What is expected:
Repeat the records below exactly.

##############################

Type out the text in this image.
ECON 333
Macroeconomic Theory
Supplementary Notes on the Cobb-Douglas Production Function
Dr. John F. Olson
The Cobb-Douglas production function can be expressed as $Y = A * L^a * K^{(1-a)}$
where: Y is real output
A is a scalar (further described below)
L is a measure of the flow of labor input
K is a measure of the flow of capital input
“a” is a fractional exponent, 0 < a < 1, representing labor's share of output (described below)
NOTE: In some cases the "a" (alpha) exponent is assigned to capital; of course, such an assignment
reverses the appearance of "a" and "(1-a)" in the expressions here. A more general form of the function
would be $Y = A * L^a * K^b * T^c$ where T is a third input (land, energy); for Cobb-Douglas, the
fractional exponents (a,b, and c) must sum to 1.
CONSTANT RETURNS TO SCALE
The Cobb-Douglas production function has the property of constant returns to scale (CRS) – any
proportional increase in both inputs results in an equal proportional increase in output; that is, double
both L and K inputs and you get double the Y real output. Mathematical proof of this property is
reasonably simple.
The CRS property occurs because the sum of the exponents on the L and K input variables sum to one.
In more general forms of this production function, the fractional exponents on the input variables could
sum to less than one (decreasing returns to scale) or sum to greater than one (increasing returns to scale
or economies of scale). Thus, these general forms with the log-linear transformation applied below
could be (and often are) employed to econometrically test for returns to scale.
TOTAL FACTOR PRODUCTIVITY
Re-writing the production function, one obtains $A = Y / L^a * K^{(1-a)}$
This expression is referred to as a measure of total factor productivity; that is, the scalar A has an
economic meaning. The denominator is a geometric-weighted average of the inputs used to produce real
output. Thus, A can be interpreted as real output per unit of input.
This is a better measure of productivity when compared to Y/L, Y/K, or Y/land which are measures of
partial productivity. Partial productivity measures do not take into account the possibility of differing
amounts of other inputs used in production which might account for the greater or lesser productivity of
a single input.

##############################

In response:
Type out the text in this image.
ECON 333
Macroeconomic Theory
Supplementary Notes on the Cobb-Douglas Production Function
Dr. John F. Olson
The Cobb-Douglas production function can be expressed as $Y = A * L^a * K^{(1-a)}$
where: Y is real output
A is a scalar (further described below)
L is a measure of the flow of labor input
K is a measure of the flow of capital input
“a” is a fractional exponent, 0 < a < 1, representing labor's share of output (described below)
NOTE: In some cases the "a" (alpha) exponent is assigned to capital; of course, such an assignment
reverses the appearance of "a" and "(1-a)" in the expressions here. A more general form of the function
would be $Y = A * L^a * K^b * T^c$ where T is a third input (land, energy); for Cobb-Douglas, the
fractional exponents (a,b, and c) must sum to 1.
CONSTANT RETURNS TO SCALE
The Cobb-Douglas production function has the property of constant returns to scale (CRS) – any
proportional increase in both inputs results in an equal proportional increase in output; that is, double
both L and K inputs and you get double the Y real output. Mathematical proof of this property is
reasonably simple.
The CRS property occurs because the sum of the exponents on the L and K input variables sum to one.
In more general forms of this production function, the fractional exponents on the input variables could
sum to less than one (decreasing returns to scale) or sum to greater than one (increasing returns to scale
or economies of scale). Thus, these general forms with the log-linear transformation applied below
could be (and often are) employed to econometrically test for returns to scale.
TOTAL FACTOR PRODUCTIVITY
Re-writing the production function, one obtains $A = Y / L^a * K^{(1-a)}$
This expression is referred to as a measure of total factor productivity; that is, the scalar A has an
economic meaning. The denominator is a geometric-weighted average of the inputs used to produce real
output. Thus, A can be interpreted as real output per unit of input.
This is a better measure of productivity when compared to Y/L, Y/K, or Y/land which are measures of
partial productivity. Partial productivity measures do not take into account the possibility of differing
amounts of other inputs used in production which might account for the greater or lesser productivity of
a single input.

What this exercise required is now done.